>> Start Records shown

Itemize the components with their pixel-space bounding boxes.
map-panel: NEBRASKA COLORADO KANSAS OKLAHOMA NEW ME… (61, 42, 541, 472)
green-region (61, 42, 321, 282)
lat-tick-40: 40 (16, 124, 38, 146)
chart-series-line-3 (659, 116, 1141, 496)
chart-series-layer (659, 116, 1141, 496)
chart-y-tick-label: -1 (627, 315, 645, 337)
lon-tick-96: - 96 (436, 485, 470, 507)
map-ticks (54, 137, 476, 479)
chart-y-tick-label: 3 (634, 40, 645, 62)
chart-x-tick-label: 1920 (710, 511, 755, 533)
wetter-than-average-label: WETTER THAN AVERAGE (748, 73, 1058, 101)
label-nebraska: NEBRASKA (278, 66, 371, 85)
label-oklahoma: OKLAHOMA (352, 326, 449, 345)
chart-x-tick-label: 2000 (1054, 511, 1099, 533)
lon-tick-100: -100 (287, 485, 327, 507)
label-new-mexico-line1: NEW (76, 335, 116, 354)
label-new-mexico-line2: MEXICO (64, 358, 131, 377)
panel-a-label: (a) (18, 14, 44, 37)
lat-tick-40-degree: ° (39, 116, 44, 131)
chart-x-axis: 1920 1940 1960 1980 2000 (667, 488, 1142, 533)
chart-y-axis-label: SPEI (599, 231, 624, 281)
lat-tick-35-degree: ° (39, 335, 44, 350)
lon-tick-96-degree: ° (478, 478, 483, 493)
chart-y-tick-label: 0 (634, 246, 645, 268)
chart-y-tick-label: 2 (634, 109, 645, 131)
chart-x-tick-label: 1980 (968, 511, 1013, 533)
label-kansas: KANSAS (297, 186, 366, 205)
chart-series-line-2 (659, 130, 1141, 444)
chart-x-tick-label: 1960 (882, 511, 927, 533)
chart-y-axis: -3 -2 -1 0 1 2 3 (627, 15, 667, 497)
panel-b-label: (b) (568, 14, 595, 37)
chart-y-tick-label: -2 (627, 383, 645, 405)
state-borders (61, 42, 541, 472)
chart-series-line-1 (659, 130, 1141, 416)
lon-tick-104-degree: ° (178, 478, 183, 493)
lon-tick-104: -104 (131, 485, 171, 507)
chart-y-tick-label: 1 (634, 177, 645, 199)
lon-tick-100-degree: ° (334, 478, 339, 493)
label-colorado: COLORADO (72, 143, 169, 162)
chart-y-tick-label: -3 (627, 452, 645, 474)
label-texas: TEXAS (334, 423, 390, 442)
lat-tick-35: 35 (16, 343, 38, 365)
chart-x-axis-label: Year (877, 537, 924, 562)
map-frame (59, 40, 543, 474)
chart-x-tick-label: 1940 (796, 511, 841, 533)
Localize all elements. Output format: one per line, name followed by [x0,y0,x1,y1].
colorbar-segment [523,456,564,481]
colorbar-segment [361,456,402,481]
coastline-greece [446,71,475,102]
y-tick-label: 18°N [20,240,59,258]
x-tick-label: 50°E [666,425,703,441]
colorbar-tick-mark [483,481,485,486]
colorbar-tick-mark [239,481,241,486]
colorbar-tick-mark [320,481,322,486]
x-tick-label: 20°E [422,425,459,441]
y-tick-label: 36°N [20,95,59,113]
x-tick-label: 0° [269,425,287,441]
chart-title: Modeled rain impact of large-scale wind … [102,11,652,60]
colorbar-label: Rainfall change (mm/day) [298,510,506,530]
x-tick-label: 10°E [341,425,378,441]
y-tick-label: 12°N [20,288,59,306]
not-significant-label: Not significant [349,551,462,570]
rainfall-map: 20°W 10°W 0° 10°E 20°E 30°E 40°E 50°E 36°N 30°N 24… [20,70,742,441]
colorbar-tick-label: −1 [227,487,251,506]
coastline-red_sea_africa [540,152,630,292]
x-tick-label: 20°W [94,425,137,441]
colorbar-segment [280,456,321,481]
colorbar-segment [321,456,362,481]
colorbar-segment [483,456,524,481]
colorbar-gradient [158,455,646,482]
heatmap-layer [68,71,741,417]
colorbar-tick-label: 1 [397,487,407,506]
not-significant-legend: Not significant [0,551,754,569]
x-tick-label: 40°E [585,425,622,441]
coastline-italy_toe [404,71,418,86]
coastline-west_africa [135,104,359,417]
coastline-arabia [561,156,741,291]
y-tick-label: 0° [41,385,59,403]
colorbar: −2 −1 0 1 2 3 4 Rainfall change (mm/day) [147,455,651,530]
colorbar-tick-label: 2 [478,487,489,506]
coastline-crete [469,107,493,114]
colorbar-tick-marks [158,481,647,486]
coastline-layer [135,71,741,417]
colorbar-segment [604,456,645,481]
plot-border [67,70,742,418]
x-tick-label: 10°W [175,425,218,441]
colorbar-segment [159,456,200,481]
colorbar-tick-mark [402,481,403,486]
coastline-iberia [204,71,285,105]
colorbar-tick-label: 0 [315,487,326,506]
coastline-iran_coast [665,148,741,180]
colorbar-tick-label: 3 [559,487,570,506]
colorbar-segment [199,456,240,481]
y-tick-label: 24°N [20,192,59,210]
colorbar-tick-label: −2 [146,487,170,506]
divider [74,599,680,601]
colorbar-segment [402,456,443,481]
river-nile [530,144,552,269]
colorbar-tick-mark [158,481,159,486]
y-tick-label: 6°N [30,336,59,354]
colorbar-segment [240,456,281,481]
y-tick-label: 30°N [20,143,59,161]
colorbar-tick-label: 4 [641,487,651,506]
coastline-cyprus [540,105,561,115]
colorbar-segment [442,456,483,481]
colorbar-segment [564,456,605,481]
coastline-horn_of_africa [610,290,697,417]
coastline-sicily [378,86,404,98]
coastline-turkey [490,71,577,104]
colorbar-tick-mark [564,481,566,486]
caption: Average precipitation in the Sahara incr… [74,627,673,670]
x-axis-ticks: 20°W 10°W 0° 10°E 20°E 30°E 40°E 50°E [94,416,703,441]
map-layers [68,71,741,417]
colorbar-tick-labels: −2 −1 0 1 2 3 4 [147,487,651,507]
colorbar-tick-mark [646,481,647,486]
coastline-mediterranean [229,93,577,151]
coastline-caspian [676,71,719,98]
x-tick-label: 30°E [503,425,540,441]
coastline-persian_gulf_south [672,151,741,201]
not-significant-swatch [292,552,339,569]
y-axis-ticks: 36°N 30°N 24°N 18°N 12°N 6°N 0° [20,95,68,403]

>> End Records shown

What is being asked:
Reproduce the material from its first line down to and including the line containing "chart-series-line-3 (659, 116, 1141, 496)", with every character unchanged.

Output below:
Itemize the components with their pixel-space bounding boxes.
map-panel: NEBRASKA COLORADO KANSAS OKLAHOMA NEW ME… (61, 42, 541, 472)
green-region (61, 42, 321, 282)
lat-tick-40: 40 (16, 124, 38, 146)
chart-series-line-3 (659, 116, 1141, 496)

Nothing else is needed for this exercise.